- GIVEN REQUEST -
Leave out any picture and return the remaining listing below exactly as given.

** START OF DATA PROVIDED **

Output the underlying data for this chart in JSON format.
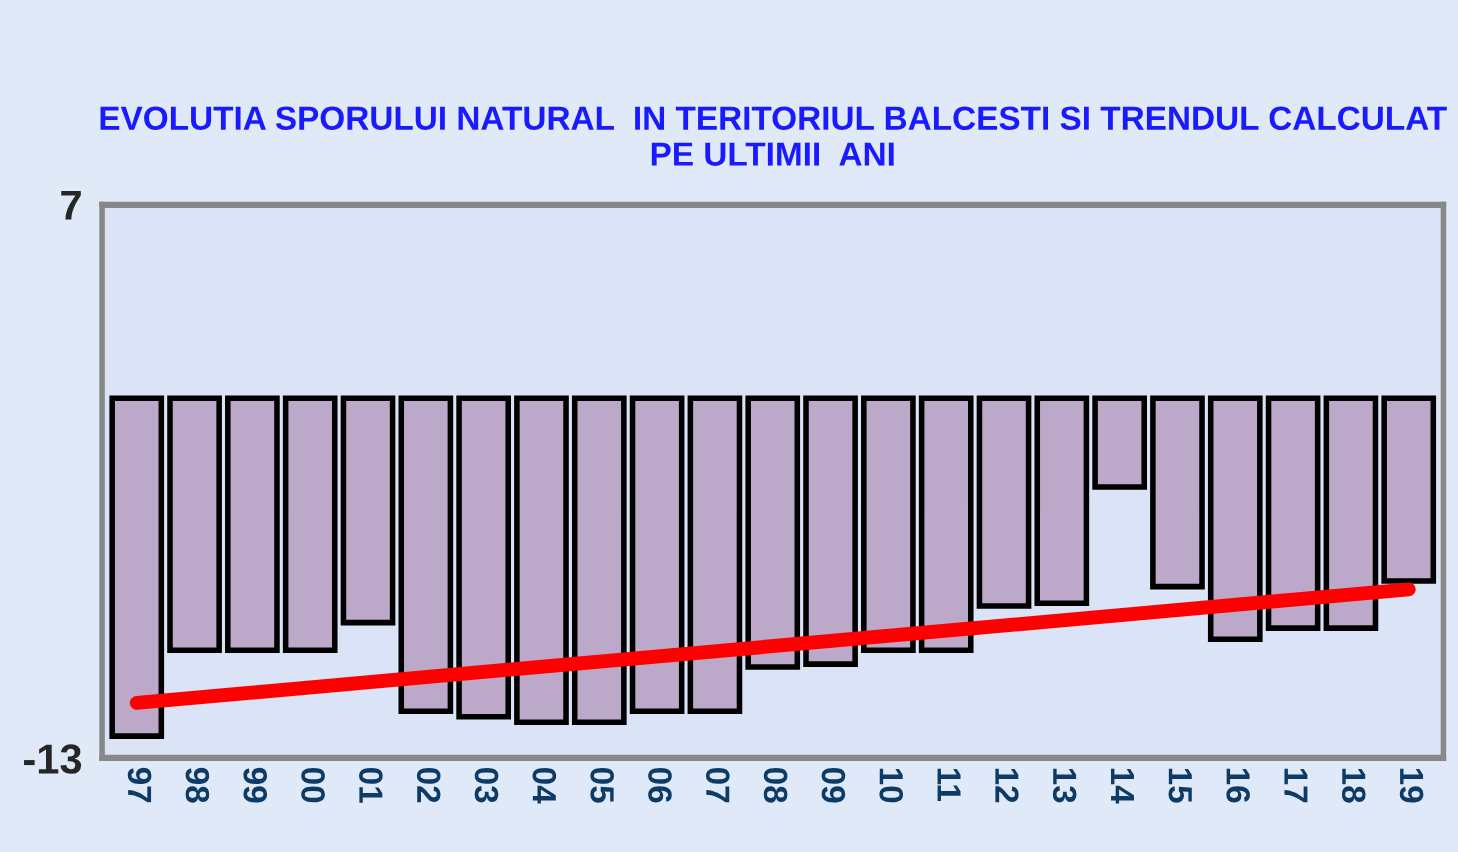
{
  "chart_data": {
    "type": "bar",
    "title": "EVOLUTIA SPORULUI NATURAL  IN TERITORIUL BALCESTI SI TRENDUL CALCULAT\nPE ULTIMII  ANI",
    "categories": [
      "97",
      "98",
      "99",
      "00",
      "01",
      "02",
      "03",
      "04",
      "05",
      "06",
      "07",
      "08",
      "09",
      "10",
      "11",
      "12",
      "13",
      "14",
      "15",
      "16",
      "17",
      "18",
      "19"
    ],
    "series": [
      {
        "color": "#bca8c8",
        "values": [
          -12.2,
          -9.1,
          -9.1,
          -9.1,
          -8.1,
          -11.3,
          -11.5,
          -11.7,
          -11.7,
          -11.3,
          -11.3,
          -9.7,
          -9.6,
          -9.1,
          -9.1,
          -7.5,
          -7.4,
          -3.2,
          -6.8,
          -8.7,
          -8.3,
          -8.3,
          -6.6
        ]
      },
      {
        "type": "line",
        "color": "#ff0000",
        "x": [
          "97",
          "19"
        ],
        "values": [
          -11.0,
          -6.9
        ]
      }
    ],
    "ylim": [
      -13,
      7
    ],
    "yticks": [
      -13,
      7
    ],
    "grid": "y",
    "legend": false
  }
}
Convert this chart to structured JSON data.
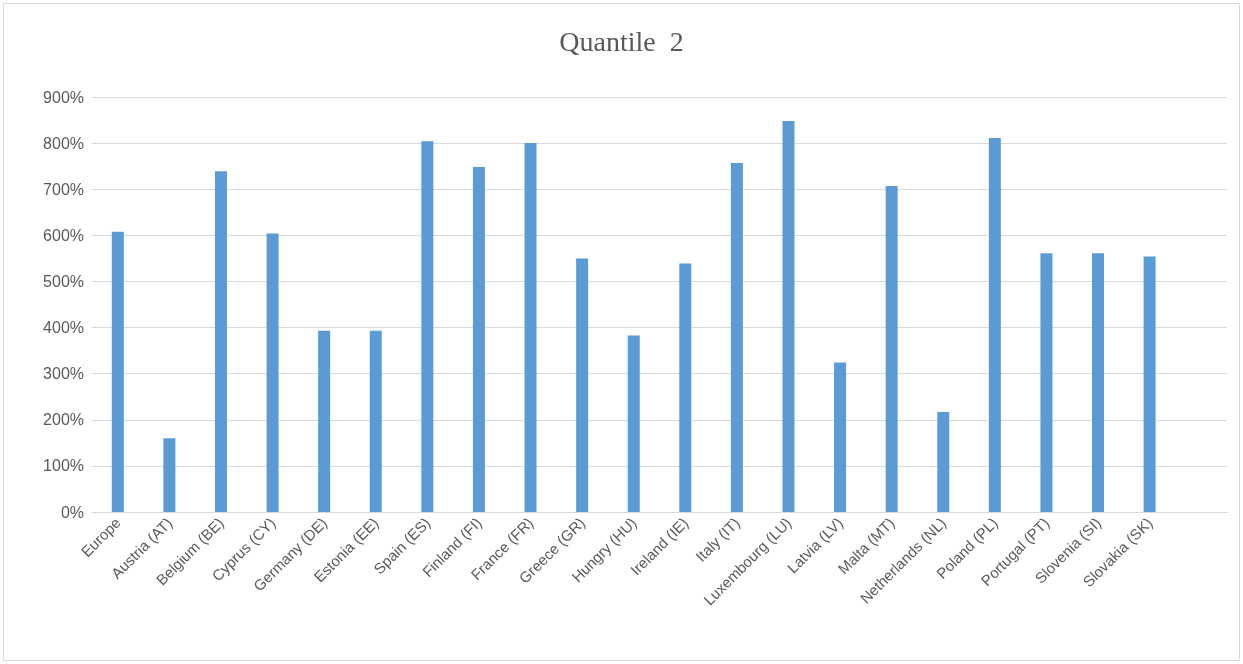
{
  "chart_data": {
    "type": "bar",
    "title": "Quantile  2",
    "categories": [
      "Europe",
      "Austria (AT)",
      "Belgium (BE)",
      "Cyprus (CY)",
      "Germany (DE)",
      "Estonia (EE)",
      "Spain (ES)",
      "Finland (FI)",
      "France (FR)",
      "Greece (GR)",
      "Hungry (HU)",
      "Ireland (IE)",
      "Italy (IT)",
      "Luxembourg (LU)",
      "Latvia (LV)",
      "Malta (MT)",
      "Netherlands (NL)",
      "Poland (PL)",
      "Portugal (PT)",
      "Slovenia (SI)",
      "Slovakia (SK)",
      null
    ],
    "values": [
      608,
      160,
      739,
      604,
      393,
      393,
      804,
      748,
      800,
      550,
      383,
      539,
      757,
      848,
      324,
      707,
      217,
      811,
      561,
      561,
      554,
      null
    ],
    "color": "#5b9bd5",
    "ylim": [
      0,
      900
    ],
    "yticks": [
      {
        "value": 0,
        "label": "0%"
      },
      {
        "value": 100,
        "label": "100%"
      },
      {
        "value": 200,
        "label": "200%"
      },
      {
        "value": 300,
        "label": "300%"
      },
      {
        "value": 400,
        "label": "400%"
      },
      {
        "value": 500,
        "label": "500%"
      },
      {
        "value": 600,
        "label": "600%"
      },
      {
        "value": 700,
        "label": "700%"
      },
      {
        "value": 800,
        "label": "800%"
      },
      {
        "value": 900,
        "label": "900%"
      }
    ],
    "grid": "y"
  }
}
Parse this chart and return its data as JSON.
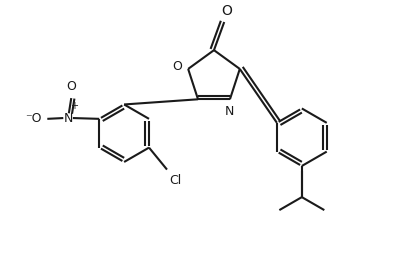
{
  "bg": "#ffffff",
  "lc": "#1a1a1a",
  "lw": 1.5,
  "fs": 9.0,
  "figsize": [
    3.96,
    2.71
  ],
  "dpi": 100,
  "xlim": [
    0,
    9.9
  ],
  "ylim": [
    0,
    6.775
  ]
}
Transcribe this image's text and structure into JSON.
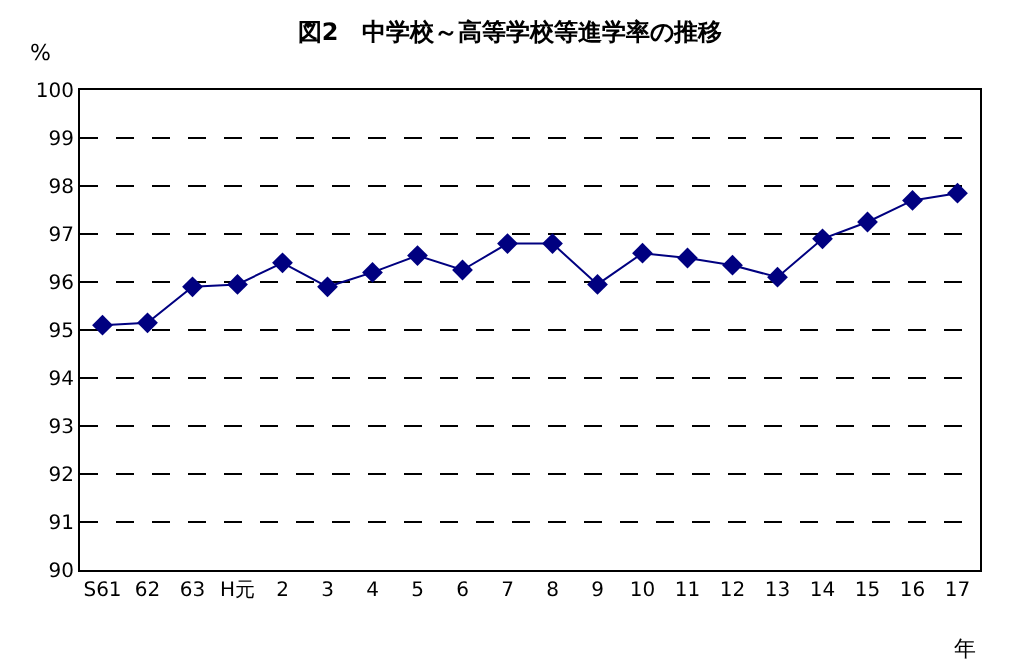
{
  "chart_data": {
    "type": "line",
    "title": "図2　中学校～高等学校等進学率の推移",
    "ylabel": "%",
    "xlabel": "年",
    "categories": [
      "S61",
      "62",
      "63",
      "H元",
      "2",
      "3",
      "4",
      "5",
      "6",
      "7",
      "8",
      "9",
      "10",
      "11",
      "12",
      "13",
      "14",
      "15",
      "16",
      "17"
    ],
    "series": [
      {
        "color": "#000080",
        "values": [
          95.1,
          95.15,
          95.9,
          95.95,
          96.4,
          95.9,
          96.2,
          96.55,
          96.25,
          96.8,
          96.8,
          95.95,
          96.6,
          96.5,
          96.35,
          96.1,
          96.9,
          97.25,
          97.7,
          97.85
        ]
      }
    ],
    "ylim": [
      90,
      100
    ],
    "yticks": [
      90,
      91,
      92,
      93,
      94,
      95,
      96,
      97,
      98,
      99,
      100
    ],
    "grid": "y",
    "marker": "diamond",
    "line_style": "solid",
    "legend": false
  }
}
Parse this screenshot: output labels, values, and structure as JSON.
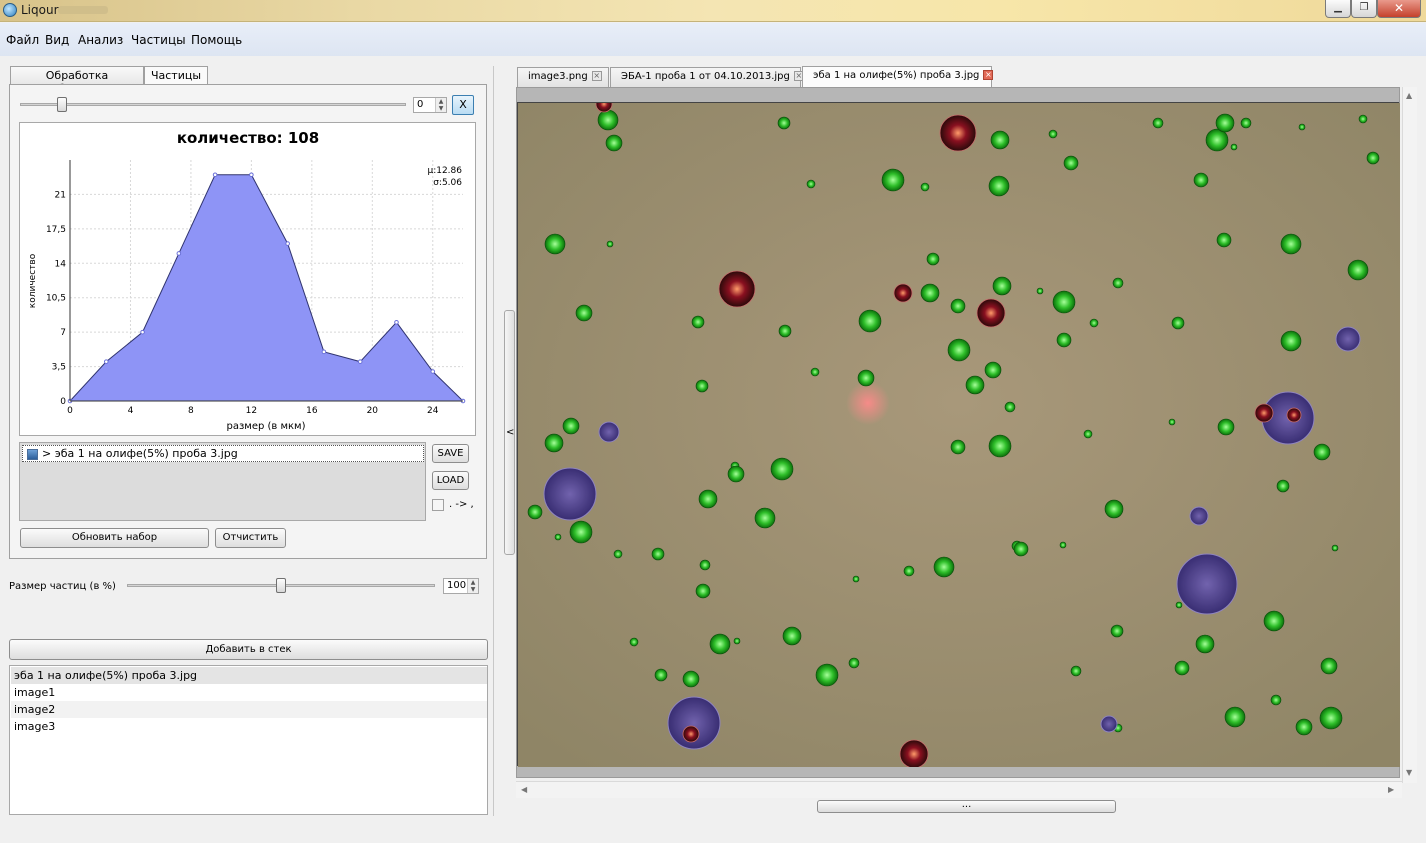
{
  "window": {
    "title": "Liqour"
  },
  "menu": [
    "Файл",
    "Вид",
    "Анализ",
    "Частицы",
    "Помощь"
  ],
  "left": {
    "tabs": [
      "Обработка изображения",
      "Частицы"
    ],
    "threshold": {
      "value": "0",
      "fraction": 0.11
    },
    "x_button": "X",
    "list_item": "> эба 1 на олифе(5%) проба 3.jpg",
    "save_button": "SAVE",
    "load_button": "LOAD",
    "arrow_label": ". -> ,",
    "update_button": "Обновить набор",
    "clear_button": "Отчистить",
    "size_label": "Размер частиц (в %)",
    "size": {
      "value": "100",
      "fraction": 0.5
    },
    "add_stack_button": "Добавить в стек",
    "stack": [
      "эба 1 на олифе(5%) проба 3.jpg",
      "image1",
      "image2",
      "image3"
    ]
  },
  "chart_data": {
    "type": "area",
    "title": "количество: 108",
    "xlabel": "размер (в мкм)",
    "ylabel": "количество",
    "xlim": [
      0,
      26
    ],
    "ylim": [
      0,
      24.5
    ],
    "xticks": [
      "0",
      "4",
      "8",
      "12",
      "16",
      "20",
      "24"
    ],
    "yticks": [
      "0",
      "3,5",
      "7",
      "10,5",
      "14",
      "17,5",
      "21"
    ],
    "stats": [
      "μ:12.86",
      "σ:5.06"
    ],
    "x": [
      0,
      2.4,
      4.8,
      7.2,
      9.6,
      12,
      14.4,
      16.8,
      19.2,
      21.6,
      24,
      26
    ],
    "y": [
      0,
      4,
      7,
      15,
      23,
      23,
      16,
      5,
      4,
      8,
      3,
      0
    ],
    "color": "#8e94f6",
    "grid": true
  },
  "right": {
    "tabs": [
      {
        "label": "image3.png",
        "active": false
      },
      {
        "label": "ЭБА-1 проба 1 от 04.10.2013.jpg",
        "active": false
      },
      {
        "label": "эба 1 на олифе(5%) проба 3.jpg",
        "active": true
      }
    ],
    "close_icon": "×",
    "collapse_arrow": "<",
    "bottom_handle": "..."
  }
}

** END OF DATA PROVIDED **

- CORRECT ANSWER -
Output the underlying data for this chart in JSON format.
{
  "chart_data": {
    "type": "bar",
    "title": "EVOLUTIA SPORULUI NATURAL  IN TERITORIUL BALCESTI SI TRENDUL CALCULAT\nPE ULTIMII  ANI",
    "categories": [
      "97",
      "98",
      "99",
      "00",
      "01",
      "02",
      "03",
      "04",
      "05",
      "06",
      "07",
      "08",
      "09",
      "10",
      "11",
      "12",
      "13",
      "14",
      "15",
      "16",
      "17",
      "18",
      "19"
    ],
    "series": [
      {
        "color": "#bca8c8",
        "values": [
          -12.2,
          -9.1,
          -9.1,
          -9.1,
          -8.1,
          -11.3,
          -11.5,
          -11.7,
          -11.7,
          -11.3,
          -11.3,
          -9.7,
          -9.6,
          -9.1,
          -9.1,
          -7.5,
          -7.4,
          -3.2,
          -6.8,
          -8.7,
          -8.3,
          -8.3,
          -6.6
        ]
      },
      {
        "type": "line",
        "color": "#ff0000",
        "x": [
          "97",
          "19"
        ],
        "values": [
          -11.0,
          -6.9
        ]
      }
    ],
    "ylim": [
      -13,
      7
    ],
    "yticks": [
      -13,
      7
    ],
    "grid": "y",
    "legend": false
  }
}
Convert this chart to structured JSON data.
{
  "chart_data": {
    "type": "bar",
    "title": "Quantile  2",
    "categories": [
      "Europe",
      "Austria (AT)",
      "Belgium (BE)",
      "Cyprus (CY)",
      "Germany (DE)",
      "Estonia (EE)",
      "Spain (ES)",
      "Finland (FI)",
      "France (FR)",
      "Greece (GR)",
      "Hungry (HU)",
      "Ireland (IE)",
      "Italy (IT)",
      "Luxembourg (LU)",
      "Latvia (LV)",
      "Malta (MT)",
      "Netherlands (NL)",
      "Poland (PL)",
      "Portugal (PT)",
      "Slovenia (SI)",
      "Slovakia (SK)",
      null
    ],
    "values": [
      608,
      160,
      739,
      604,
      393,
      393,
      804,
      748,
      800,
      550,
      383,
      539,
      757,
      848,
      324,
      707,
      217,
      811,
      561,
      561,
      554,
      null
    ],
    "color": "#5b9bd5",
    "ylim": [
      0,
      900
    ],
    "yticks": [
      {
        "value": 0,
        "label": "0%"
      },
      {
        "value": 100,
        "label": "100%"
      },
      {
        "value": 200,
        "label": "200%"
      },
      {
        "value": 300,
        "label": "300%"
      },
      {
        "value": 400,
        "label": "400%"
      },
      {
        "value": 500,
        "label": "500%"
      },
      {
        "value": 600,
        "label": "600%"
      },
      {
        "value": 700,
        "label": "700%"
      },
      {
        "value": 800,
        "label": "800%"
      },
      {
        "value": 900,
        "label": "900%"
      }
    ],
    "grid": "y"
  }
}
Parse this chart and return its data as JSON.
{
  "bg": "#ffffff",
  "lc": "#1a1a1a",
  "lw": 1.5,
  "fs": 9.0,
  "figsize": [
    3.96,
    2.71
  ],
  "dpi": 100,
  "xlim": [
    0,
    9.9
  ],
  "ylim": [
    0,
    6.775
  ]
}
Transcribe this image's text and structure into JSON.
{
  "chart_data": {
    "type": "line",
    "title": "図2　中学校～高等学校等進学率の推移",
    "ylabel": "%",
    "xlabel": "年",
    "categories": [
      "S61",
      "62",
      "63",
      "H元",
      "2",
      "3",
      "4",
      "5",
      "6",
      "7",
      "8",
      "9",
      "10",
      "11",
      "12",
      "13",
      "14",
      "15",
      "16",
      "17"
    ],
    "series": [
      {
        "color": "#000080",
        "values": [
          95.1,
          95.15,
          95.9,
          95.95,
          96.4,
          95.9,
          96.2,
          96.55,
          96.25,
          96.8,
          96.8,
          95.95,
          96.6,
          96.5,
          96.35,
          96.1,
          96.9,
          97.25,
          97.7,
          97.85
        ]
      }
    ],
    "ylim": [
      90,
      100
    ],
    "yticks": [
      90,
      91,
      92,
      93,
      94,
      95,
      96,
      97,
      98,
      99,
      100
    ],
    "grid": "y",
    "marker": "diamond",
    "line_style": "solid",
    "legend": false
  }
}
Parse this screenshot: output labels, values, and structure as JSON.
{
  "window": {
    "title": "Liqour"
  },
  "menu": [
    "Файл",
    "Вид",
    "Анализ",
    "Частицы",
    "Помощь"
  ],
  "left": {
    "tabs": [
      "Обработка изображения",
      "Частицы"
    ],
    "threshold": {
      "value": "0",
      "fraction": 0.11
    },
    "x_button": "X",
    "list_item": "> эба 1 на олифе(5%) проба 3.jpg",
    "save_button": "SAVE",
    "load_button": "LOAD",
    "arrow_label": ". -> ,",
    "update_button": "Обновить набор",
    "clear_button": "Отчистить",
    "size_label": "Размер частиц (в %)",
    "size": {
      "value": "100",
      "fraction": 0.5
    },
    "add_stack_button": "Добавить в стек",
    "stack": [
      "эба 1 на олифе(5%) проба 3.jpg",
      "image1",
      "image2",
      "image3"
    ]
  },
  "chart_data": {
    "type": "area",
    "title": "количество: 108",
    "xlabel": "размер (в мкм)",
    "ylabel": "количество",
    "xlim": [
      0,
      26
    ],
    "ylim": [
      0,
      24.5
    ],
    "xticks": [
      "0",
      "4",
      "8",
      "12",
      "16",
      "20",
      "24"
    ],
    "yticks": [
      "0",
      "3,5",
      "7",
      "10,5",
      "14",
      "17,5",
      "21"
    ],
    "stats": [
      "μ:12.86",
      "σ:5.06"
    ],
    "x": [
      0,
      2.4,
      4.8,
      7.2,
      9.6,
      12,
      14.4,
      16.8,
      19.2,
      21.6,
      24,
      26
    ],
    "y": [
      0,
      4,
      7,
      15,
      23,
      23,
      16,
      5,
      4,
      8,
      3,
      0
    ],
    "color": "#8e94f6",
    "grid": true
  },
  "right": {
    "tabs": [
      {
        "label": "image3.png",
        "active": false
      },
      {
        "label": "ЭБА-1 проба 1 от 04.10.2013.jpg",
        "active": false
      },
      {
        "label": "эба 1 на олифе(5%) проба 3.jpg",
        "active": true
      }
    ],
    "close_icon": "×",
    "collapse_arrow": "<",
    "bottom_handle": "..."
  }
}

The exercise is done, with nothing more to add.